- **PROBLEM DETAILS**:
Read the records below and copy each line that contains "Entering".

______

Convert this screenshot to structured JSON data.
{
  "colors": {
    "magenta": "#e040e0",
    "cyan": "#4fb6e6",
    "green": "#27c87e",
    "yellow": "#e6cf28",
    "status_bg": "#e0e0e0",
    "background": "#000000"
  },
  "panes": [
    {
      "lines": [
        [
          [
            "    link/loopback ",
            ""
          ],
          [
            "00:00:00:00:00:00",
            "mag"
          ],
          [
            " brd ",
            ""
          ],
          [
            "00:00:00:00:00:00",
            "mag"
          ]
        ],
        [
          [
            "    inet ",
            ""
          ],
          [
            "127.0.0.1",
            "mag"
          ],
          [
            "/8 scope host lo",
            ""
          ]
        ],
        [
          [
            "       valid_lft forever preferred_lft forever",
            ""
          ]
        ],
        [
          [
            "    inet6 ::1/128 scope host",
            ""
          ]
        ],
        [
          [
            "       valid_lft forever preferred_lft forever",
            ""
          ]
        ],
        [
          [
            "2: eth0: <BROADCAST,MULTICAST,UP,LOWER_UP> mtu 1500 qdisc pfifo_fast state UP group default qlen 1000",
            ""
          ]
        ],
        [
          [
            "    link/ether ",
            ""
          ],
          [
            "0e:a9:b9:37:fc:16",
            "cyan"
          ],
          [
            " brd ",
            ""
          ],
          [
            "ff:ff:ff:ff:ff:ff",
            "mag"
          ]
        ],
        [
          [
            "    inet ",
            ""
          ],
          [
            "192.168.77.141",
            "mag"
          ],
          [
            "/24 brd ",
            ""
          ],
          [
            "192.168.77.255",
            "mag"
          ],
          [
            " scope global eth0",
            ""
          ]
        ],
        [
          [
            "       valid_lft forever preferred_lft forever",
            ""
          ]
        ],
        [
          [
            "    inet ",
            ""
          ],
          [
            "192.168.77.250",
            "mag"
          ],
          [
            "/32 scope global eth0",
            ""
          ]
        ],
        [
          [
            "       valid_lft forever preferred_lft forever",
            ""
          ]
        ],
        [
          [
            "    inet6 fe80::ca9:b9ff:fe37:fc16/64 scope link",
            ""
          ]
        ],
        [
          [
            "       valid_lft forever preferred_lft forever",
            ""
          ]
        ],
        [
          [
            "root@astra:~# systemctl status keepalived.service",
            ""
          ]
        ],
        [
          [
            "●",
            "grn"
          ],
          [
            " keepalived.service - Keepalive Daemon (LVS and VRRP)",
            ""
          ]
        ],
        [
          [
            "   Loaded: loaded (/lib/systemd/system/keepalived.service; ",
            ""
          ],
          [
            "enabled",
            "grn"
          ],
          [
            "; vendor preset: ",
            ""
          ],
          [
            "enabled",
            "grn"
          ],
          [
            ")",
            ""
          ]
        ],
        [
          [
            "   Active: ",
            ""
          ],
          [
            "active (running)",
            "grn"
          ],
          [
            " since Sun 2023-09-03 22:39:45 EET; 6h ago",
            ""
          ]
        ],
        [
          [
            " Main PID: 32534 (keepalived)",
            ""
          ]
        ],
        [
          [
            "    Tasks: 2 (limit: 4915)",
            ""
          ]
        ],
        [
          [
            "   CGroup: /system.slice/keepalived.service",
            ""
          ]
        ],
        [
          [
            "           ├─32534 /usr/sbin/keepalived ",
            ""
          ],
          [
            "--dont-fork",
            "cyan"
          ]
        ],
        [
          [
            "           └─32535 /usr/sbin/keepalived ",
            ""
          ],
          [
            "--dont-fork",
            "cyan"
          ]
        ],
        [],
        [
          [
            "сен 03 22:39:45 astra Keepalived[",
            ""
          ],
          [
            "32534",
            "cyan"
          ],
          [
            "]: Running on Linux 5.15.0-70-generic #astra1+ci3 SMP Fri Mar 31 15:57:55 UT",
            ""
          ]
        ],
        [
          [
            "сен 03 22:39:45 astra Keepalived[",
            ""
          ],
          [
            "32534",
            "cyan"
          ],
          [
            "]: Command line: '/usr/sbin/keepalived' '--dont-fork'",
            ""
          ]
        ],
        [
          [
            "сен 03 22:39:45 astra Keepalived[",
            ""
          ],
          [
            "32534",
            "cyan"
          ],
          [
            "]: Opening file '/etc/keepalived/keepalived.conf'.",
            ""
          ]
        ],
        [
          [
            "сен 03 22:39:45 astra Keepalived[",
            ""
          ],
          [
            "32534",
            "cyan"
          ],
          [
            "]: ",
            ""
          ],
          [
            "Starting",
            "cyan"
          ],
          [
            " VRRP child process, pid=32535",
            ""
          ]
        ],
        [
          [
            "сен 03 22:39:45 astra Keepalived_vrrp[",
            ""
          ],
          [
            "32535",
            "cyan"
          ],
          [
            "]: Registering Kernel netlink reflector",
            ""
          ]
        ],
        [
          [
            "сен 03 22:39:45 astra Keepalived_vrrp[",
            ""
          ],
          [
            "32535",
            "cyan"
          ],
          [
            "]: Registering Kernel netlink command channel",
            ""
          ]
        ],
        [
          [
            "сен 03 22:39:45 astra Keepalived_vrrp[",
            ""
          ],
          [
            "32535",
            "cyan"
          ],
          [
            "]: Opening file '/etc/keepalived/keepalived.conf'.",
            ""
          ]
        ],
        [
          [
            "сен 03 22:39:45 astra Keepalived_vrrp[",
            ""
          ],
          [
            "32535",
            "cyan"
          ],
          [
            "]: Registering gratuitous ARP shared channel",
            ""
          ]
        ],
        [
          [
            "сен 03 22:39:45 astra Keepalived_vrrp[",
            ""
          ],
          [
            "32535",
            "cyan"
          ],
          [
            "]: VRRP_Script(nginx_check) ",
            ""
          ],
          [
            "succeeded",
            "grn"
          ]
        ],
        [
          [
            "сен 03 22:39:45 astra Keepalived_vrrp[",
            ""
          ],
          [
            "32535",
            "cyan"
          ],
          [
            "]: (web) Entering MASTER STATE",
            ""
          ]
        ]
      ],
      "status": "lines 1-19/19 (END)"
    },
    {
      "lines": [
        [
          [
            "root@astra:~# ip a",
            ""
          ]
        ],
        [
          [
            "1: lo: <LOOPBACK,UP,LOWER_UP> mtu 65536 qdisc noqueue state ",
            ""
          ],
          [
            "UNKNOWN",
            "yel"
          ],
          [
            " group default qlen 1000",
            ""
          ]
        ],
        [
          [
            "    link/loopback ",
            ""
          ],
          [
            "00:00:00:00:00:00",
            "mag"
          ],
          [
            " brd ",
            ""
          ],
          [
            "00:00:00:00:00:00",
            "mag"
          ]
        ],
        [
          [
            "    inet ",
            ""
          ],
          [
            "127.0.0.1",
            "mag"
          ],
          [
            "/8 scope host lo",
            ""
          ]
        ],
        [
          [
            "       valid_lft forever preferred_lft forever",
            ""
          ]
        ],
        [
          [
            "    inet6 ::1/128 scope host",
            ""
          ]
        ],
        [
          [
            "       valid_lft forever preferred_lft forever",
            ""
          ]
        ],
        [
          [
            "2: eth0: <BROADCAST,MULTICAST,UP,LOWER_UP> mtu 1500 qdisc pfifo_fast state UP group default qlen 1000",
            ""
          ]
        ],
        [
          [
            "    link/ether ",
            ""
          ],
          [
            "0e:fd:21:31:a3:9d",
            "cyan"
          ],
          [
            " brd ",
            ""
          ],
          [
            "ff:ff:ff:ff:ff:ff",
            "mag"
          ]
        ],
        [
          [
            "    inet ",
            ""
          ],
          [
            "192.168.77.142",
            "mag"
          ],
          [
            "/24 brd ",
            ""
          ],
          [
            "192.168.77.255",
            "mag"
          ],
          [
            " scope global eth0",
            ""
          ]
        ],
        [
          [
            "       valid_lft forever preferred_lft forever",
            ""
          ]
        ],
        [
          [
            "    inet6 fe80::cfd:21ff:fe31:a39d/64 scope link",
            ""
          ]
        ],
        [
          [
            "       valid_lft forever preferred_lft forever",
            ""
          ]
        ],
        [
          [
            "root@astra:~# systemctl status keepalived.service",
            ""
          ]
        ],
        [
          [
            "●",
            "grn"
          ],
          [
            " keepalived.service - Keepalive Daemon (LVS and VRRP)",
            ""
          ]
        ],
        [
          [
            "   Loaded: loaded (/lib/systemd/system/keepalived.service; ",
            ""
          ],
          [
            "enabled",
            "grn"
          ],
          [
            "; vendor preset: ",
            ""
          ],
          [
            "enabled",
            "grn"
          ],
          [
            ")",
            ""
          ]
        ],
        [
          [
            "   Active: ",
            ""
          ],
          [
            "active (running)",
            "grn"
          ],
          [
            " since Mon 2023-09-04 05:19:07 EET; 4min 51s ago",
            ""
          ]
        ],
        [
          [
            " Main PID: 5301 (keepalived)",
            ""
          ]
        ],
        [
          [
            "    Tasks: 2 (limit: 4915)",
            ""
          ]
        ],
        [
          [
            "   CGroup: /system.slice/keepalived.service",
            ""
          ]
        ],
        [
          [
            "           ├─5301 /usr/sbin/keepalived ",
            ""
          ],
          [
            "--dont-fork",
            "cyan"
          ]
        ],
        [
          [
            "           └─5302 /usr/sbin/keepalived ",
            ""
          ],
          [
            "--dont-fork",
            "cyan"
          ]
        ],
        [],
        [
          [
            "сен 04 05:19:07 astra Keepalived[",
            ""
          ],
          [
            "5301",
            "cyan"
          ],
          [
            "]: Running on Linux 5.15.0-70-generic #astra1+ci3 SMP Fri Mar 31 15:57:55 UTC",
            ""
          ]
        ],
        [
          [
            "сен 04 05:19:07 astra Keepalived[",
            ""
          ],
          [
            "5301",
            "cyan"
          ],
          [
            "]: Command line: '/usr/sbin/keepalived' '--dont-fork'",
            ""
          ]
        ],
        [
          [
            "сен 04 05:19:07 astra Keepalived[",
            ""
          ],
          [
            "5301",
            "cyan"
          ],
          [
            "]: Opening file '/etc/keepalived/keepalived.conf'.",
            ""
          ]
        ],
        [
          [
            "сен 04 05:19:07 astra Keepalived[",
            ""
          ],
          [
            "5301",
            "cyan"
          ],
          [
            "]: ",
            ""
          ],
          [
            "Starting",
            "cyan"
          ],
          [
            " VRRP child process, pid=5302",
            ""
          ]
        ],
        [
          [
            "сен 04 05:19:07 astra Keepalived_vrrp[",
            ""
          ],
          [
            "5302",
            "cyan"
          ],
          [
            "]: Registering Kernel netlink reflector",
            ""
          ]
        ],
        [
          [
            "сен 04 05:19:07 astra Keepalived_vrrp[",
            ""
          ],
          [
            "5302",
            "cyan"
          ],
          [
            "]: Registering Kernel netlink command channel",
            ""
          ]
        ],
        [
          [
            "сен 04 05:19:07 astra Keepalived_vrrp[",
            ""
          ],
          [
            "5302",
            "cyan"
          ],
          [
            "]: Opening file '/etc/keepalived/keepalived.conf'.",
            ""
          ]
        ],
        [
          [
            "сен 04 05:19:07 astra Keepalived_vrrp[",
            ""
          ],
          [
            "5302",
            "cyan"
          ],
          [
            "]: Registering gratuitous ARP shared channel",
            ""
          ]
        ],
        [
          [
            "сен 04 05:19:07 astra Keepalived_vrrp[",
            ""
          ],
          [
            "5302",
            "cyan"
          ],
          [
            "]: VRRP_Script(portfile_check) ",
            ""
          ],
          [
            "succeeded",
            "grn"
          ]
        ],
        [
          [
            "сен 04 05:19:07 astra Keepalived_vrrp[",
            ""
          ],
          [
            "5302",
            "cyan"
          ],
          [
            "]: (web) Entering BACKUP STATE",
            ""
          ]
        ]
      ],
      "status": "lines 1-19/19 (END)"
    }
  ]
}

______

- **FINISHED ANSWER**:
            "]: (web) Entering MASTER STATE",
            "]: (web) Entering BACKUP STATE",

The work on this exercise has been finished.